→ Request
Restate the whole listing exactly.

→ Material shown
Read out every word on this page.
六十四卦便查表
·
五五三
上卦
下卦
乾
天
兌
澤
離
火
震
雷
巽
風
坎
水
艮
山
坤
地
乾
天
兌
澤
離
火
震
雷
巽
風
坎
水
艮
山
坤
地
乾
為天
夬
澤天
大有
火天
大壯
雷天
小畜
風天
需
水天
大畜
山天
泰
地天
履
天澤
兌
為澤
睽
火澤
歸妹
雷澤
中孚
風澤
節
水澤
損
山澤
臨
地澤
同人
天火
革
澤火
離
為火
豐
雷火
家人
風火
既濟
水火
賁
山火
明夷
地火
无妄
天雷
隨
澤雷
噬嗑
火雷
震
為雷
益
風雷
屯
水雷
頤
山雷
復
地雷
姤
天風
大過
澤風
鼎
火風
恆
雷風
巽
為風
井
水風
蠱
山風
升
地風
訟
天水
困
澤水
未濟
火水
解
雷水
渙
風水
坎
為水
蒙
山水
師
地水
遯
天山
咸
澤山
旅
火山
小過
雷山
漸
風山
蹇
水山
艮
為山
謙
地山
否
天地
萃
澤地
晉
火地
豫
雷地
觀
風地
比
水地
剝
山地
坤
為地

→ Result below
Read out every word on this page.
六十四卦便查表
·
五五三
上卦
下卦
乾
天
兌
澤
離
火
震
雷
巽
風
坎
水
艮
山
坤
地
乾
天
兌
澤
離
火
震
雷
巽
風
坎
水
艮
山
坤
地
乾
為天
夬
澤天
大有
火天
大壯
雷天
小畜
風天
需
水天
大畜
山天
泰
地天
履
天澤
兌
為澤
睽
火澤
歸妹
雷澤
中孚
風澤
節
水澤
損
山澤
臨
地澤
同人
天火
革
澤火
離
為火
豐
雷火
家人
風火
既濟
水火
賁
山火
明夷
地火
无妄
天雷
隨
澤雷
噬嗑
火雷
震
為雷
益
風雷
屯
水雷
頤
山雷
復
地雷
姤
天風
大過
澤風
鼎
火風
恆
雷風
巽
為風
井
水風
蠱
山風
升
地風
訟
天水
困
澤水
未濟
火水
解
雷水
渙
風水
坎
為水
蒙
山水
師
地水
遯
天山
咸
澤山
旅
火山
小過
雷山
漸
風山
蹇
水山
艮
為山
謙
地山
否
天地
萃
澤地
晉
火地
豫
雷地
觀
風地
比
水地
剝
山地
坤
為地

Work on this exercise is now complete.